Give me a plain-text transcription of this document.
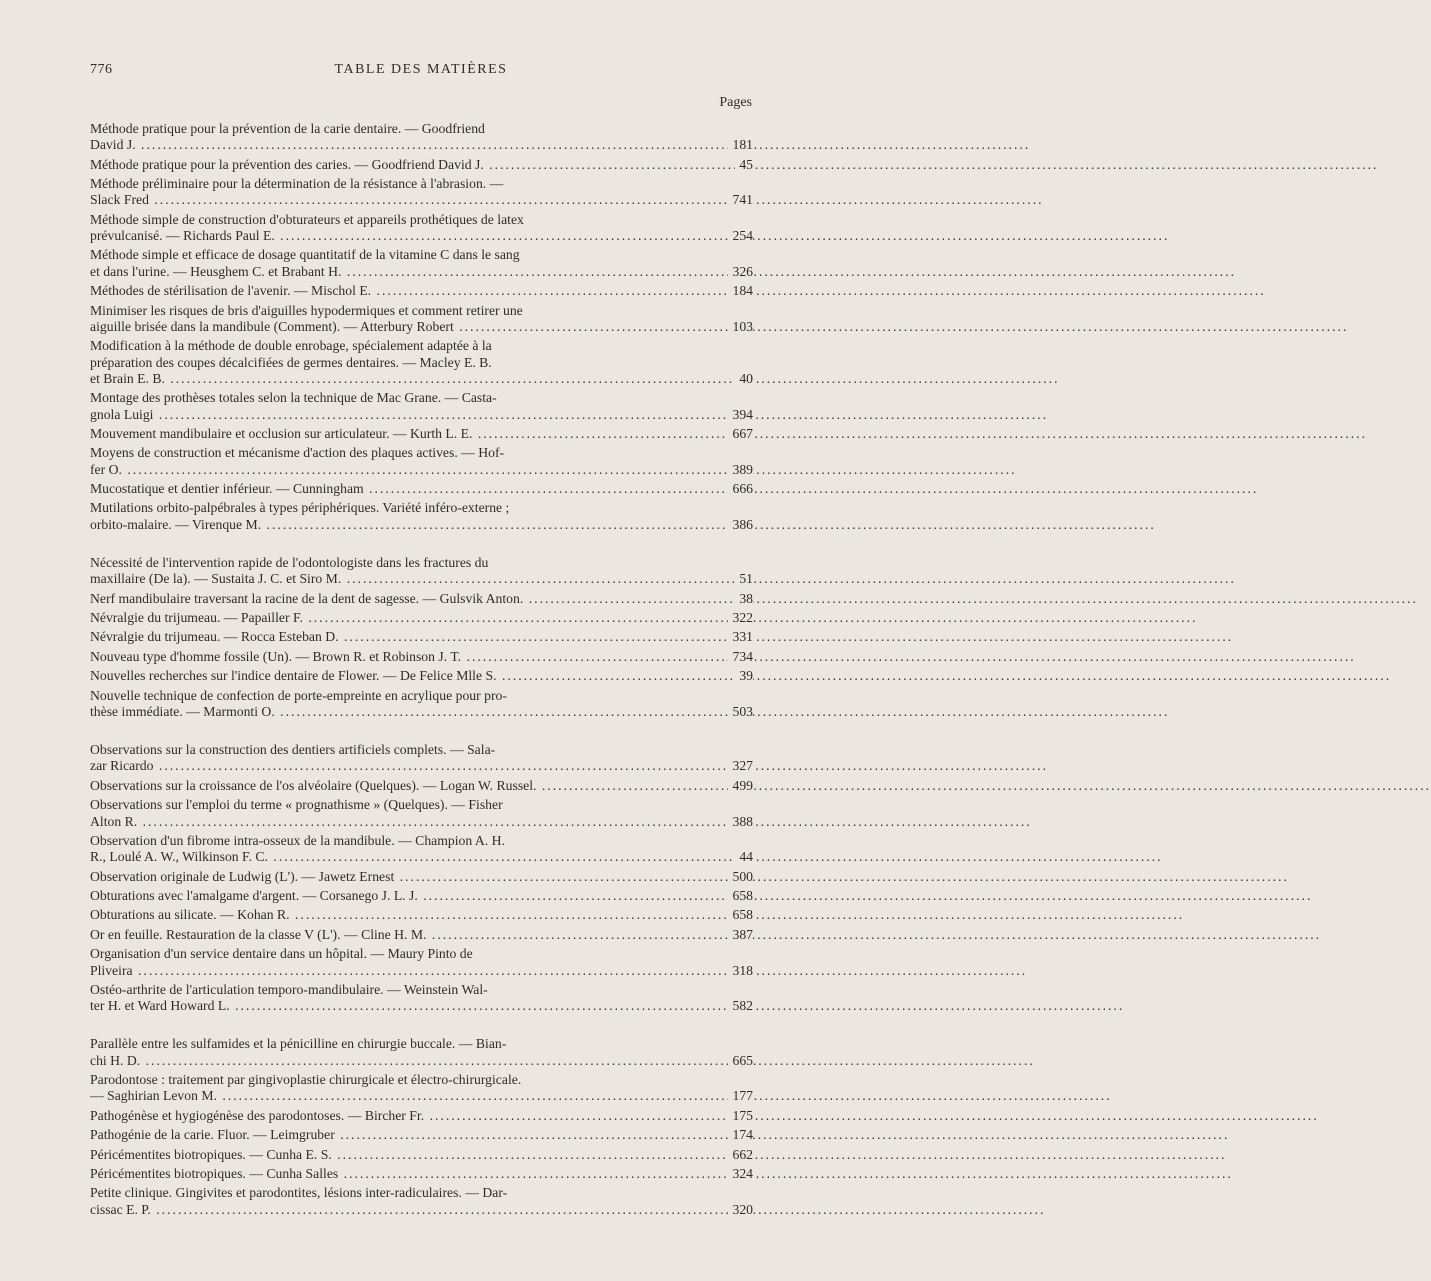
776	TABLE DES MATIÈRES
Pages
Méthode pratique pour la prévention de la carie dentaire. — Goodfriend
David J. .....	181
Méthode pratique pour la prévention des caries. — Goodfriend David J. .....	45
Méthode préliminaire pour la détermination de la résistance à l'abrasion. —
Slack Fred .....	741
Méthode simple de construction d'obturateurs et appareils prothétiques de latex
prévulcanisé. — Richards Paul E. .....	254
Méthode simple et efficace de dosage quantitatif de la vitamine C dans le sang
et dans l'urine. — Heusghem C. et Brabant H. .....	326
Méthodes de stérilisation de l'avenir. — Mischol E. .....	184
Minimiser les risques de bris d'aiguilles hypodermiques et comment retirer une
aiguille brisée dans la mandibule (Comment). — Atterbury Robert .....	103
Modification à la méthode de double enrobage, spécialement adaptée à la
préparation des coupes décalcifiées de germes dentaires. — Macley E. B.
et Brain E. B. .....	40
Montage des prothèses totales selon la technique de Mac Grane. — Casta-
gnola Luigi .....	394
Mouvement mandibulaire et occlusion sur articulateur. — Kurth L. E. .....	667
Moyens de construction et mécanisme d'action des plaques actives. — Hof-
fer O. .....	389
Mucostatique et dentier inférieur. — Cunningham .....	666
Mutilations orbito-palpébrales à types périphériques. Variété inféro-externe ;
orbito-malaire. — Virenque M. .....	386
Nécessité de l'intervention rapide de l'odontologiste dans les fractures du
maxillaire (De la). — Sustaita J. C. et Siro M. .....	51
Nerf mandibulaire traversant la racine de la dent de sagesse. — Gulsvik Anton. .....	38
Névralgie du trijumeau. — Papailler F. .....	322
Névralgie du trijumeau. — Rocca Esteban D. .....	331
Nouveau type d'homme fossile (Un). — Brown R. et Robinson J. T. .....	734
Nouvelles recherches sur l'indice dentaire de Flower. — De Felice Mlle S. .....	39
Nouvelle technique de confection de porte-empreinte en acrylique pour pro-
thèse immédiate. — Marmonti O. .....	503
Observations sur la construction des dentiers artificiels complets. — Sala-
zar Ricardo .....	327
Observations sur la croissance de l'os alvéolaire (Quelques). — Logan W. Russel. .....	499
Observations sur l'emploi du terme « prognathisme » (Quelques). — Fisher
Alton R. .....	388
Observation d'un fibrome intra-osseux de la mandibule. — Champion A. H.
R., Loulé A. W., Wilkinson F. C. .....	44
Observation originale de Ludwig (L'). — Jawetz Ernest .....	500
Obturations avec l'amalgame d'argent. — Corsanego J. L. J. .....	658
Obturations au silicate. — Kohan R. .....	658
Or en feuille. Restauration de la classe V (L'). — Cline H. M. .....	387
Organisation d'un service dentaire dans un hôpital. — Maury Pinto de
Pliveira .....	318
Ostéo-arthrite de l'articulation temporo-mandibulaire. — Weinstein Wal-
ter H. et Ward Howard L. .....	582
Parallèle entre les sulfamides et la pénicilline en chirurgie buccale. — Bian-
chi H. D. .....	665
Parodontose : traitement par gingivoplastie chirurgicale et électro-chirurgicale.
— Saghirian Levon M. .....	177
Pathogénèse et hygiogénèse des parodontoses. — Bircher Fr. .....	175
Pathogénie de la carie. Fluor. — Leimgruber .....	174
Péricémentites biotropiques. — Cunha E. S. .....	662
Péricémentites biotropiques. — Cunha Salles .....	324
Petite clinique. Gingivites et parodontites, lésions inter-radiculaires. — Dar-
cissac E. P. .....	320
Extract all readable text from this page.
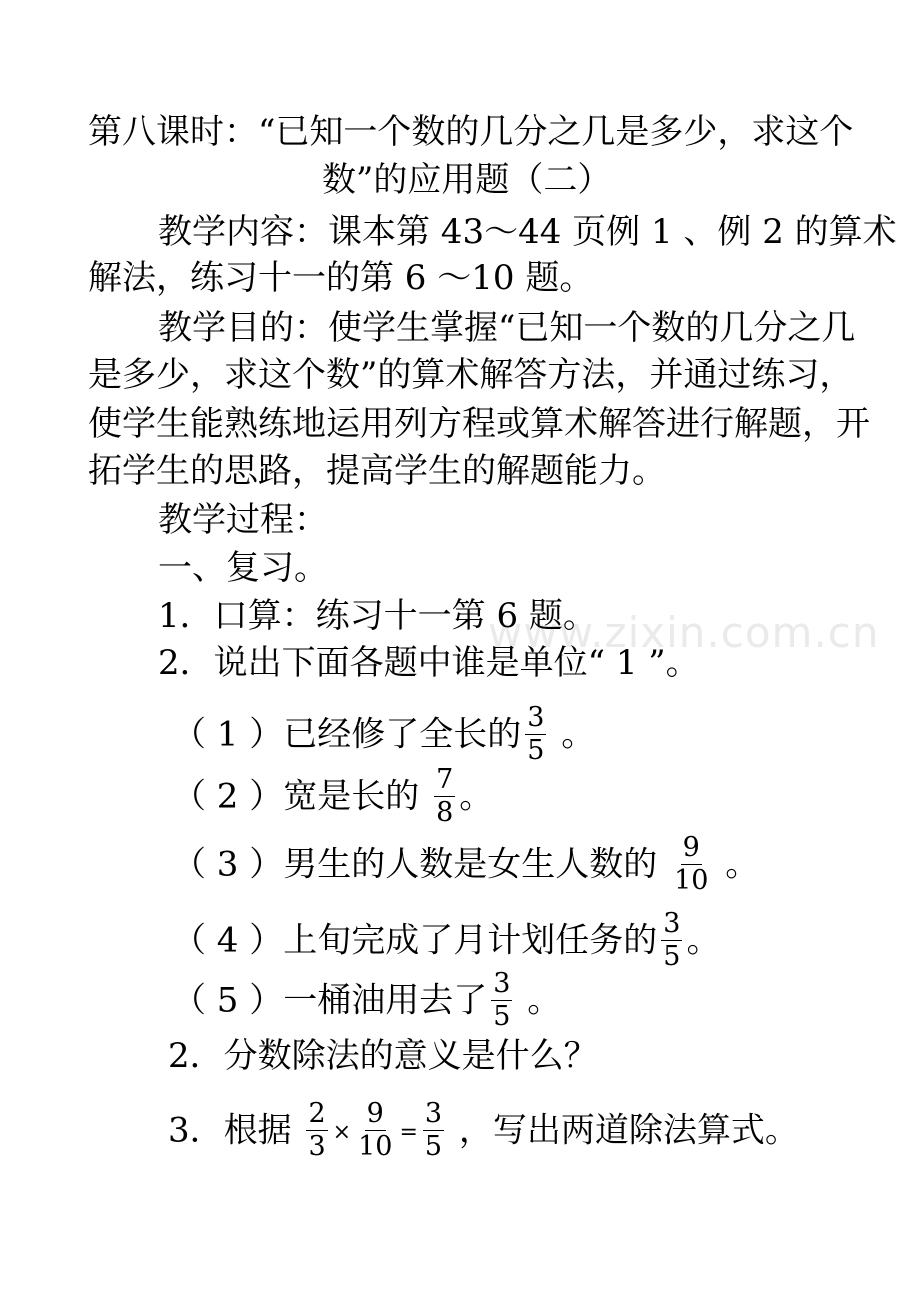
www.zixin.com.cn
第八课时：“已知一个数的几分之几是多少，求这个
数”的应用题（二）
教学内容：课本第 43～44 页例 1 、例 2 的算术
解法，练习十一的第 6 ～10 题。
教学目的：使学生掌握“已知一个数的几分之几
是多少，求这个数”的算术解答方法，并通过练习，
使学生能熟练地运用列方程或算术解答进行解题，开
拓学生的思路，提高学生的解题能力。
教学过程：
一、复习。
1．口算：练习十一第 6 题。
2．说出下面各题中谁是单位“ 1 ”。
（ 1 ）已经修了全长的 $\frac{3}{5}$ 。
（ 2 ）宽是长的 $\frac{7}{8}$ 。
（ 3 ）男生的人数是女生人数的 $\frac{9}{10}$ 。
（ 4 ）上旬完成了月计划任务的 $\frac{3}{5}$ 。
（ 5 ）一桶油用去了 $\frac{3}{5}$ 。
2．分数除法的意义是什么？
3．根据 $\frac{2}{3} \times \frac{9}{10} = \frac{3}{5}$ ，写出两道除法算式。
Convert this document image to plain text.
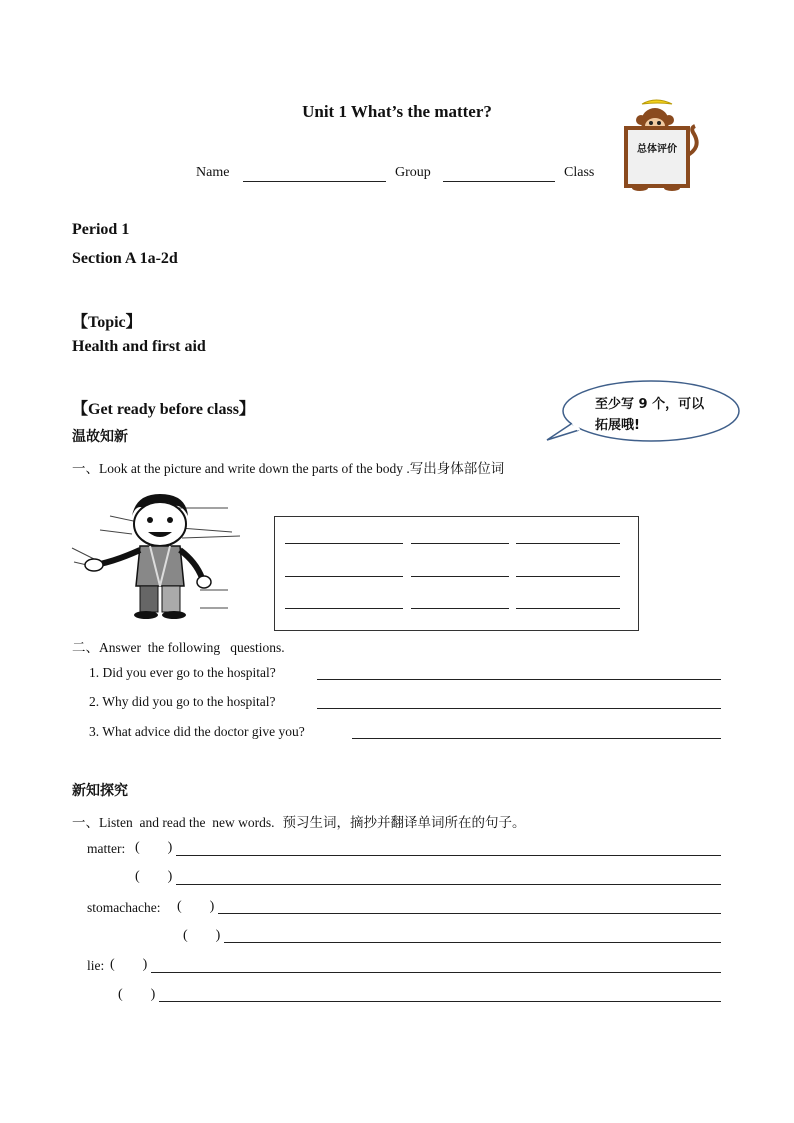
Unit 1 What’s the matter?
Name	Group	Class
总体评价
Period 1
Section A 1a-2d
【Topic】
Health and first aid
【Get ready before class】
温故知新
至少写 9 个，可以
拓展哦!
一、Look at the picture and write down the parts of the body .写出身体部位词
二、Answer  the following   questions.
1. Did you ever go to the hospital?
2. Why did you go to the hospital?
3. What advice did the doctor give you?
新知探究
一、Listen  and read the  new words. 预习生词，摘抄并翻译单词所在的句子。
matter: (        )
(        )
stomachache: (        )
(        )
lie: (        )
(        )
_ _ _
Compute the number of lines above that contain the string "mandibulaire". Reply with that value only.

■ **EXERCISE RESULT**
3